- _TASK OBJECTIVE_
Output every record word for word.

>> Begin

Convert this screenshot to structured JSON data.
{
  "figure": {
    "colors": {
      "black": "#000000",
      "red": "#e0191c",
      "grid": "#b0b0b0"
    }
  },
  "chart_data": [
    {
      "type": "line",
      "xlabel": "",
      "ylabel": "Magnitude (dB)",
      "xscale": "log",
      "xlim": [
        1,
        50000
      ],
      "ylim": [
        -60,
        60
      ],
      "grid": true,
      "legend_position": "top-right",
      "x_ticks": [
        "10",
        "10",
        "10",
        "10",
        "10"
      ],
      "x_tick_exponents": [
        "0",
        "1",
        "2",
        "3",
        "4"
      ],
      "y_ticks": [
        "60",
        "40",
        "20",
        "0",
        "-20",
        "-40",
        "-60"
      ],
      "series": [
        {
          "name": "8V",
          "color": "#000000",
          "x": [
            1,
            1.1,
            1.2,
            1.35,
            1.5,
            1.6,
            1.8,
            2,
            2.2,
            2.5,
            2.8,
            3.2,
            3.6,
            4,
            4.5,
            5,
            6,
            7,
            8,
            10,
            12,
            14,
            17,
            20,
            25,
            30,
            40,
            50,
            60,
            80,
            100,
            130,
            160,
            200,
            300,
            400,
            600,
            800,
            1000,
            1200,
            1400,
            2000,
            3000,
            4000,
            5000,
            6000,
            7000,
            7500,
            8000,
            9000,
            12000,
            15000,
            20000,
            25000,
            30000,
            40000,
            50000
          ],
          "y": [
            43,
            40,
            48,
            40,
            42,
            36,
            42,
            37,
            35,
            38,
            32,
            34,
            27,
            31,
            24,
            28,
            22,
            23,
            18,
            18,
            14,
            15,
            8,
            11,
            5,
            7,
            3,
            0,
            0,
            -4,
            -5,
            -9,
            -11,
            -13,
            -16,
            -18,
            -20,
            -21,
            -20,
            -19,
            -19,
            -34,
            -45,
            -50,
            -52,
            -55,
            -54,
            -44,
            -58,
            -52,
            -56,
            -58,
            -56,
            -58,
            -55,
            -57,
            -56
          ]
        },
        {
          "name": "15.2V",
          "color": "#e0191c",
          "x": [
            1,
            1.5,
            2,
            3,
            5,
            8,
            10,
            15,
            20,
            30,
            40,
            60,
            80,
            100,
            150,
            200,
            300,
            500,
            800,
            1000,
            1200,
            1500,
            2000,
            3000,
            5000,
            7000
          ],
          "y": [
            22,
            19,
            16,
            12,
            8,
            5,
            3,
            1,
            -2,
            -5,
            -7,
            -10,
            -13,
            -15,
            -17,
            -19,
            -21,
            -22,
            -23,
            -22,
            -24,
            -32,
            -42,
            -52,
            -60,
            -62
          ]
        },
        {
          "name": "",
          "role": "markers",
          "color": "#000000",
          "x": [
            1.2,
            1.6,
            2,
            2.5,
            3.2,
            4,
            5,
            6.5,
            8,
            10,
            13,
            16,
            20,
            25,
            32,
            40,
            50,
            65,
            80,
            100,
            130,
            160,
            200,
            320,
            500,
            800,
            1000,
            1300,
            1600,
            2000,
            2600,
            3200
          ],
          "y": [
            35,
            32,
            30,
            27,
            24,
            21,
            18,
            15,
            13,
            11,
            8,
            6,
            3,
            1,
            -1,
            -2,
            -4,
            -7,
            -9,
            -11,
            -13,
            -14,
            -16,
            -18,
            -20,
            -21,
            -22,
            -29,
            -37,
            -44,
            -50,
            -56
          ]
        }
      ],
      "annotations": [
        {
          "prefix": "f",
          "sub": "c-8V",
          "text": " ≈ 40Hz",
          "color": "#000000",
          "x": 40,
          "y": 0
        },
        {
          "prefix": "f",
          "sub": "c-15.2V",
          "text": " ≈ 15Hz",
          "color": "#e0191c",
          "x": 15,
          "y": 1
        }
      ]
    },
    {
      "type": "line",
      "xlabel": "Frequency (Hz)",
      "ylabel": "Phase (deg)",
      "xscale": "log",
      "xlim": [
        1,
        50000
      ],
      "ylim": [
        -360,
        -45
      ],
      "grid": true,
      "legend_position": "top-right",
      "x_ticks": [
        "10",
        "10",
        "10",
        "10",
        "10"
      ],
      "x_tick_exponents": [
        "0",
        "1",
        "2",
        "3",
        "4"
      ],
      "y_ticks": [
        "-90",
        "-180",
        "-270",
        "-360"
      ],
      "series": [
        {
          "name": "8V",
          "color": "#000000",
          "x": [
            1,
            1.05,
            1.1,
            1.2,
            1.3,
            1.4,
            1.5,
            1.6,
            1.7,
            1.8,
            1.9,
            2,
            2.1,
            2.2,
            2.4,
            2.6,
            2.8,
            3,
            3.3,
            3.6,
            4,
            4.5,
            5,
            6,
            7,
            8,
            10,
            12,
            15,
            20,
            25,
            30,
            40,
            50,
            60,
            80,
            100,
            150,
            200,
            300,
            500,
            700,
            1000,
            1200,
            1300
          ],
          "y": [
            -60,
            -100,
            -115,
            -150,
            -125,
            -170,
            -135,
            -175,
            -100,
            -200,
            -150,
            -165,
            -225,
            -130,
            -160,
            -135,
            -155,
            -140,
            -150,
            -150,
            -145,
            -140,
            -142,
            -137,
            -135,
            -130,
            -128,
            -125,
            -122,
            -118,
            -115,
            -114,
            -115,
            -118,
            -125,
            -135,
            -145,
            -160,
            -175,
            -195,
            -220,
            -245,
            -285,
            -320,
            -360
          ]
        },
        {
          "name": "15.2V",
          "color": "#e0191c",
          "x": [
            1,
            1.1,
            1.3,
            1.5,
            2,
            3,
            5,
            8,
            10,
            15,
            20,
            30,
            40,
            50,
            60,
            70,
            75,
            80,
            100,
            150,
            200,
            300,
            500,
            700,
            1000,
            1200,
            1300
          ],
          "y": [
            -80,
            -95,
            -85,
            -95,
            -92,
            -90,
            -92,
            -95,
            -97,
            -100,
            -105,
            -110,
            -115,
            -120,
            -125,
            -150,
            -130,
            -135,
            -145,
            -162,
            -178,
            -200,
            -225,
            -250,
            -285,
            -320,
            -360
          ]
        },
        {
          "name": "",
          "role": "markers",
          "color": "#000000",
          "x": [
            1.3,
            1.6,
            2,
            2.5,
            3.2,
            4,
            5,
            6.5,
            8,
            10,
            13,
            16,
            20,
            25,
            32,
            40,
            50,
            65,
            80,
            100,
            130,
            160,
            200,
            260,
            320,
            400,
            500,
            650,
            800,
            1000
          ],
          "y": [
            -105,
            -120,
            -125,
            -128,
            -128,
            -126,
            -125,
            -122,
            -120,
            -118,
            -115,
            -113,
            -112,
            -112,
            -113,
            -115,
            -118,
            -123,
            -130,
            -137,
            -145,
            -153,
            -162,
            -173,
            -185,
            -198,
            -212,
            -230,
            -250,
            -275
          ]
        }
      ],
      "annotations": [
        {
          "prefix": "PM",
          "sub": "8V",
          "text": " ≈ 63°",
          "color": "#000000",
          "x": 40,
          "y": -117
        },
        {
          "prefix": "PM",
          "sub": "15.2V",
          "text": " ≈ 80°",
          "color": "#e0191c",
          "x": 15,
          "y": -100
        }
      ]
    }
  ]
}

>> End

- _WRITTEN RESPONSE_
Convert this screenshot to structured JSON data.
{
  "figure": {
    "colors": {
      "black": "#000000",
      "red": "#e0191c",
      "grid": "#b0b0b0"
    }
  },
  "chart_data": [
    {
      "type": "line",
      "xlabel": "",
      "ylabel": "Magnitude (dB)",
      "xscale": "log",
      "xlim": [
        1,
        50000
      ],
      "ylim": [
        -60,
        60
      ],
      "grid": true,
      "legend_position": "top-right",
      "x_ticks": [
        "10",
        "10",
        "10",
        "10",
        "10"
      ],
      "x_tick_exponents": [
        "0",
        "1",
        "2",
        "3",
        "4"
      ],
      "y_ticks": [
        "60",
        "40",
        "20",
        "0",
        "-20",
        "-40",
        "-60"
      ],
      "series": [
        {
          "name": "8V",
          "color": "#000000",
          "x": [
            1,
            1.1,
            1.2,
            1.35,
            1.5,
            1.6,
            1.8,
            2,
            2.2,
            2.5,
            2.8,
            3.2,
            3.6,
            4,
            4.5,
            5,
            6,
            7,
            8,
            10,
            12,
            14,
            17,
            20,
            25,
            30,
            40,
            50,
            60,
            80,
            100,
            130,
            160,
            200,
            300,
            400,
            600,
            800,
            1000,
            1200,
            1400,
            2000,
            3000,
            4000,
            5000,
            6000,
            7000,
            7500,
            8000,
            9000,
            12000,
            15000,
            20000,
            25000,
            30000,
            40000,
            50000
          ],
          "y": [
            43,
            40,
            48,
            40,
            42,
            36,
            42,
            37,
            35,
            38,
            32,
            34,
            27,
            31,
            24,
            28,
            22,
            23,
            18,
            18,
            14,
            15,
            8,
            11,
            5,
            7,
            3,
            0,
            0,
            -4,
            -5,
            -9,
            -11,
            -13,
            -16,
            -18,
            -20,
            -21,
            -20,
            -19,
            -19,
            -34,
            -45,
            -50,
            -52,
            -55,
            -54,
            -44,
            -58,
            -52,
            -56,
            -58,
            -56,
            -58,
            -55,
            -57,
            -56
          ]
        },
        {
          "name": "15.2V",
          "color": "#e0191c",
          "x": [
            1,
            1.5,
            2,
            3,
            5,
            8,
            10,
            15,
            20,
            30,
            40,
            60,
            80,
            100,
            150,
            200,
            300,
            500,
            800,
            1000,
            1200,
            1500,
            2000,
            3000,
            5000,
            7000
          ],
          "y": [
            22,
            19,
            16,
            12,
            8,
            5,
            3,
            1,
            -2,
            -5,
            -7,
            -10,
            -13,
            -15,
            -17,
            -19,
            -21,
            -22,
            -23,
            -22,
            -24,
            -32,
            -42,
            -52,
            -60,
            -62
          ]
        },
        {
          "name": "",
          "role": "markers",
          "color": "#000000",
          "x": [
            1.2,
            1.6,
            2,
            2.5,
            3.2,
            4,
            5,
            6.5,
            8,
            10,
            13,
            16,
            20,
            25,
            32,
            40,
            50,
            65,
            80,
            100,
            130,
            160,
            200,
            320,
            500,
            800,
            1000,
            1300,
            1600,
            2000,
            2600,
            3200
          ],
          "y": [
            35,
            32,
            30,
            27,
            24,
            21,
            18,
            15,
            13,
            11,
            8,
            6,
            3,
            1,
            -1,
            -2,
            -4,
            -7,
            -9,
            -11,
            -13,
            -14,
            -16,
            -18,
            -20,
            -21,
            -22,
            -29,
            -37,
            -44,
            -50,
            -56
          ]
        }
      ],
      "annotations": [
        {
          "prefix": "f",
          "sub": "c-8V",
          "text": " ≈ 40Hz",
          "color": "#000000",
          "x": 40,
          "y": 0
        },
        {
          "prefix": "f",
          "sub": "c-15.2V",
          "text": " ≈ 15Hz",
          "color": "#e0191c",
          "x": 15,
          "y": 1
        }
      ]
    },
    {
      "type": "line",
      "xlabel": "Frequency (Hz)",
      "ylabel": "Phase (deg)",
      "xscale": "log",
      "xlim": [
        1,
        50000
      ],
      "ylim": [
        -360,
        -45
      ],
      "grid": true,
      "legend_position": "top-right",
      "x_ticks": [
        "10",
        "10",
        "10",
        "10",
        "10"
      ],
      "x_tick_exponents": [
        "0",
        "1",
        "2",
        "3",
        "4"
      ],
      "y_ticks": [
        "-90",
        "-180",
        "-270",
        "-360"
      ],
      "series": [
        {
          "name": "8V",
          "color": "#000000",
          "x": [
            1,
            1.05,
            1.1,
            1.2,
            1.3,
            1.4,
            1.5,
            1.6,
            1.7,
            1.8,
            1.9,
            2,
            2.1,
            2.2,
            2.4,
            2.6,
            2.8,
            3,
            3.3,
            3.6,
            4,
            4.5,
            5,
            6,
            7,
            8,
            10,
            12,
            15,
            20,
            25,
            30,
            40,
            50,
            60,
            80,
            100,
            150,
            200,
            300,
            500,
            700,
            1000,
            1200,
            1300
          ],
          "y": [
            -60,
            -100,
            -115,
            -150,
            -125,
            -170,
            -135,
            -175,
            -100,
            -200,
            -150,
            -165,
            -225,
            -130,
            -160,
            -135,
            -155,
            -140,
            -150,
            -150,
            -145,
            -140,
            -142,
            -137,
            -135,
            -130,
            -128,
            -125,
            -122,
            -118,
            -115,
            -114,
            -115,
            -118,
            -125,
            -135,
            -145,
            -160,
            -175,
            -195,
            -220,
            -245,
            -285,
            -320,
            -360
          ]
        },
        {
          "name": "15.2V",
          "color": "#e0191c",
          "x": [
            1,
            1.1,
            1.3,
            1.5,
            2,
            3,
            5,
            8,
            10,
            15,
            20,
            30,
            40,
            50,
            60,
            70,
            75,
            80,
            100,
            150,
            200,
            300,
            500,
            700,
            1000,
            1200,
            1300
          ],
          "y": [
            -80,
            -95,
            -85,
            -95,
            -92,
            -90,
            -92,
            -95,
            -97,
            -100,
            -105,
            -110,
            -115,
            -120,
            -125,
            -150,
            -130,
            -135,
            -145,
            -162,
            -178,
            -200,
            -225,
            -250,
            -285,
            -320,
            -360
          ]
        },
        {
          "name": "",
          "role": "markers",
          "color": "#000000",
          "x": [
            1.3,
            1.6,
            2,
            2.5,
            3.2,
            4,
            5,
            6.5,
            8,
            10,
            13,
            16,
            20,
            25,
            32,
            40,
            50,
            65,
            80,
            100,
            130,
            160,
            200,
            260,
            320,
            400,
            500,
            650,
            800,
            1000
          ],
          "y": [
            -105,
            -120,
            -125,
            -128,
            -128,
            -126,
            -125,
            -122,
            -120,
            -118,
            -115,
            -113,
            -112,
            -112,
            -113,
            -115,
            -118,
            -123,
            -130,
            -137,
            -145,
            -153,
            -162,
            -173,
            -185,
            -198,
            -212,
            -230,
            -250,
            -275
          ]
        }
      ],
      "annotations": [
        {
          "prefix": "PM",
          "sub": "8V",
          "text": " ≈ 63°",
          "color": "#000000",
          "x": 40,
          "y": -117
        },
        {
          "prefix": "PM",
          "sub": "15.2V",
          "text": " ≈ 80°",
          "color": "#e0191c",
          "x": 15,
          "y": -100
        }
      ]
    }
  ]
}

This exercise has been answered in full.